● WRITTEN EXERCISE
Go through the material and write it all out exactly, minus the pictures.

— Begin —

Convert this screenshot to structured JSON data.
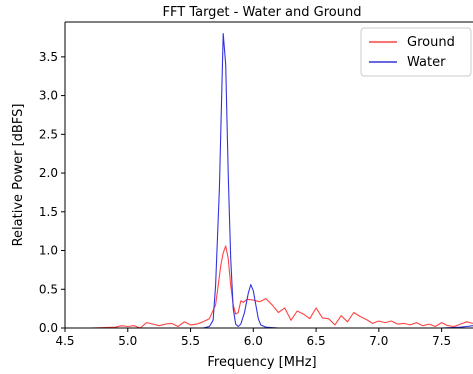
{
  "chart_data": {
    "type": "line",
    "title": "FFT Target - Water and Ground",
    "xlabel": "Frequency [MHz]",
    "ylabel": "Relative Power [dBFS]",
    "xlim": [
      4.5,
      7.75
    ],
    "ylim": [
      0.0,
      3.95
    ],
    "xticks": [
      4.5,
      5.0,
      5.5,
      6.0,
      6.5,
      7.0,
      7.5
    ],
    "xtick_labels": [
      "4.5",
      "5.0",
      "5.5",
      "6.0",
      "6.5",
      "7.0",
      "7.5"
    ],
    "yticks": [
      0.0,
      0.5,
      1.0,
      1.5,
      2.0,
      2.5,
      3.0,
      3.5
    ],
    "ytick_labels": [
      "0.0",
      "0.5",
      "1.0",
      "1.5",
      "2.0",
      "2.5",
      "3.0",
      "3.5"
    ],
    "grid": false,
    "legend_position": "top-right",
    "series": [
      {
        "name": "Ground",
        "color": "#ff4444",
        "x": [
          4.5,
          4.7,
          4.9,
          4.95,
          5.0,
          5.05,
          5.1,
          5.15,
          5.2,
          5.25,
          5.3,
          5.35,
          5.4,
          5.45,
          5.5,
          5.55,
          5.6,
          5.65,
          5.7,
          5.72,
          5.74,
          5.76,
          5.78,
          5.8,
          5.82,
          5.84,
          5.86,
          5.88,
          5.9,
          5.92,
          5.95,
          6.0,
          6.05,
          6.1,
          6.15,
          6.2,
          6.25,
          6.3,
          6.35,
          6.4,
          6.45,
          6.5,
          6.55,
          6.6,
          6.65,
          6.7,
          6.75,
          6.8,
          6.85,
          6.9,
          6.95,
          7.0,
          7.05,
          7.1,
          7.15,
          7.2,
          7.25,
          7.3,
          7.35,
          7.4,
          7.45,
          7.5,
          7.55,
          7.6,
          7.65,
          7.7,
          7.75
        ],
        "values": [
          0.0,
          0.0,
          0.01,
          0.03,
          0.02,
          0.03,
          0.0,
          0.07,
          0.05,
          0.03,
          0.05,
          0.06,
          0.02,
          0.08,
          0.04,
          0.05,
          0.08,
          0.12,
          0.3,
          0.55,
          0.8,
          0.97,
          1.06,
          0.9,
          0.55,
          0.3,
          0.18,
          0.2,
          0.35,
          0.33,
          0.37,
          0.36,
          0.34,
          0.38,
          0.3,
          0.2,
          0.26,
          0.1,
          0.22,
          0.18,
          0.12,
          0.26,
          0.13,
          0.12,
          0.04,
          0.16,
          0.08,
          0.2,
          0.15,
          0.11,
          0.06,
          0.09,
          0.07,
          0.09,
          0.05,
          0.06,
          0.04,
          0.07,
          0.03,
          0.05,
          0.02,
          0.07,
          0.03,
          0.02,
          0.05,
          0.08,
          0.06
        ]
      },
      {
        "name": "Water",
        "color": "#3333dd",
        "x": [
          4.5,
          5.0,
          5.5,
          5.6,
          5.65,
          5.68,
          5.7,
          5.73,
          5.76,
          5.78,
          5.8,
          5.82,
          5.84,
          5.86,
          5.88,
          5.9,
          5.93,
          5.96,
          5.98,
          6.0,
          6.02,
          6.04,
          6.06,
          6.1,
          6.2,
          6.5,
          7.0,
          7.5,
          7.65,
          7.7,
          7.75
        ],
        "values": [
          0.0,
          0.0,
          0.0,
          0.0,
          0.02,
          0.1,
          0.55,
          1.8,
          3.8,
          3.4,
          2.0,
          0.9,
          0.25,
          0.05,
          0.02,
          0.05,
          0.2,
          0.45,
          0.56,
          0.48,
          0.3,
          0.12,
          0.04,
          0.01,
          0.0,
          0.0,
          0.0,
          0.0,
          0.01,
          0.02,
          0.03
        ]
      }
    ]
  }
}
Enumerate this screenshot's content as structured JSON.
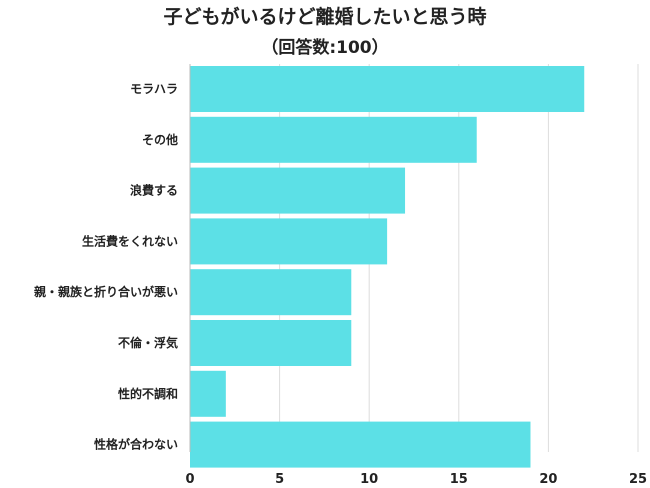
{
  "chart_data": {
    "type": "bar",
    "orientation": "horizontal",
    "title": "子どもがいるけど離婚したいと思う時",
    "subtitle": "（回答数:100）",
    "categories": [
      "モラハラ",
      "その他",
      "浪費する",
      "生活費をくれない",
      "親・親族と折り合いが悪い",
      "不倫・浮気",
      "性的不調和",
      "性格が合わない"
    ],
    "values": [
      22,
      16,
      12,
      11,
      9,
      9,
      2,
      19
    ],
    "xlim": [
      0,
      25
    ],
    "xticks": [
      0,
      5,
      10,
      15,
      20,
      25
    ],
    "grid": true,
    "bar_color": "#5ce0e6",
    "grid_color": "#dddddd"
  }
}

— End —

● EXERCISE SOLUTION
Convert this screenshot to structured JSON data.
{
  "chart_data": {
    "type": "line",
    "title": "FFT Target - Water and Ground",
    "xlabel": "Frequency [MHz]",
    "ylabel": "Relative Power [dBFS]",
    "xlim": [
      4.5,
      7.75
    ],
    "ylim": [
      0.0,
      3.95
    ],
    "xticks": [
      4.5,
      5.0,
      5.5,
      6.0,
      6.5,
      7.0,
      7.5
    ],
    "xtick_labels": [
      "4.5",
      "5.0",
      "5.5",
      "6.0",
      "6.5",
      "7.0",
      "7.5"
    ],
    "yticks": [
      0.0,
      0.5,
      1.0,
      1.5,
      2.0,
      2.5,
      3.0,
      3.5
    ],
    "ytick_labels": [
      "0.0",
      "0.5",
      "1.0",
      "1.5",
      "2.0",
      "2.5",
      "3.0",
      "3.5"
    ],
    "grid": false,
    "legend_position": "top-right",
    "series": [
      {
        "name": "Ground",
        "color": "#ff4444",
        "x": [
          4.5,
          4.7,
          4.9,
          4.95,
          5.0,
          5.05,
          5.1,
          5.15,
          5.2,
          5.25,
          5.3,
          5.35,
          5.4,
          5.45,
          5.5,
          5.55,
          5.6,
          5.65,
          5.7,
          5.72,
          5.74,
          5.76,
          5.78,
          5.8,
          5.82,
          5.84,
          5.86,
          5.88,
          5.9,
          5.92,
          5.95,
          6.0,
          6.05,
          6.1,
          6.15,
          6.2,
          6.25,
          6.3,
          6.35,
          6.4,
          6.45,
          6.5,
          6.55,
          6.6,
          6.65,
          6.7,
          6.75,
          6.8,
          6.85,
          6.9,
          6.95,
          7.0,
          7.05,
          7.1,
          7.15,
          7.2,
          7.25,
          7.3,
          7.35,
          7.4,
          7.45,
          7.5,
          7.55,
          7.6,
          7.65,
          7.7,
          7.75
        ],
        "values": [
          0.0,
          0.0,
          0.01,
          0.03,
          0.02,
          0.03,
          0.0,
          0.07,
          0.05,
          0.03,
          0.05,
          0.06,
          0.02,
          0.08,
          0.04,
          0.05,
          0.08,
          0.12,
          0.3,
          0.55,
          0.8,
          0.97,
          1.06,
          0.9,
          0.55,
          0.3,
          0.18,
          0.2,
          0.35,
          0.33,
          0.37,
          0.36,
          0.34,
          0.38,
          0.3,
          0.2,
          0.26,
          0.1,
          0.22,
          0.18,
          0.12,
          0.26,
          0.13,
          0.12,
          0.04,
          0.16,
          0.08,
          0.2,
          0.15,
          0.11,
          0.06,
          0.09,
          0.07,
          0.09,
          0.05,
          0.06,
          0.04,
          0.07,
          0.03,
          0.05,
          0.02,
          0.07,
          0.03,
          0.02,
          0.05,
          0.08,
          0.06
        ]
      },
      {
        "name": "Water",
        "color": "#3333dd",
        "x": [
          4.5,
          5.0,
          5.5,
          5.6,
          5.65,
          5.68,
          5.7,
          5.73,
          5.76,
          5.78,
          5.8,
          5.82,
          5.84,
          5.86,
          5.88,
          5.9,
          5.93,
          5.96,
          5.98,
          6.0,
          6.02,
          6.04,
          6.06,
          6.1,
          6.2,
          6.5,
          7.0,
          7.5,
          7.65,
          7.7,
          7.75
        ],
        "values": [
          0.0,
          0.0,
          0.0,
          0.0,
          0.02,
          0.1,
          0.55,
          1.8,
          3.8,
          3.4,
          2.0,
          0.9,
          0.25,
          0.05,
          0.02,
          0.05,
          0.2,
          0.45,
          0.56,
          0.48,
          0.3,
          0.12,
          0.04,
          0.01,
          0.0,
          0.0,
          0.0,
          0.0,
          0.01,
          0.02,
          0.03
        ]
      }
    ]
  }
}
Enumerate this screenshot's content as structured JSON.
{
  "chart_data": {
    "type": "bar",
    "orientation": "horizontal",
    "title": "子どもがいるけど離婚したいと思う時",
    "subtitle": "（回答数:100）",
    "categories": [
      "モラハラ",
      "その他",
      "浪費する",
      "生活費をくれない",
      "親・親族と折り合いが悪い",
      "不倫・浮気",
      "性的不調和",
      "性格が合わない"
    ],
    "values": [
      22,
      16,
      12,
      11,
      9,
      9,
      2,
      19
    ],
    "xlim": [
      0,
      25
    ],
    "xticks": [
      0,
      5,
      10,
      15,
      20,
      25
    ],
    "grid": true,
    "bar_color": "#5ce0e6",
    "grid_color": "#dddddd"
  }
}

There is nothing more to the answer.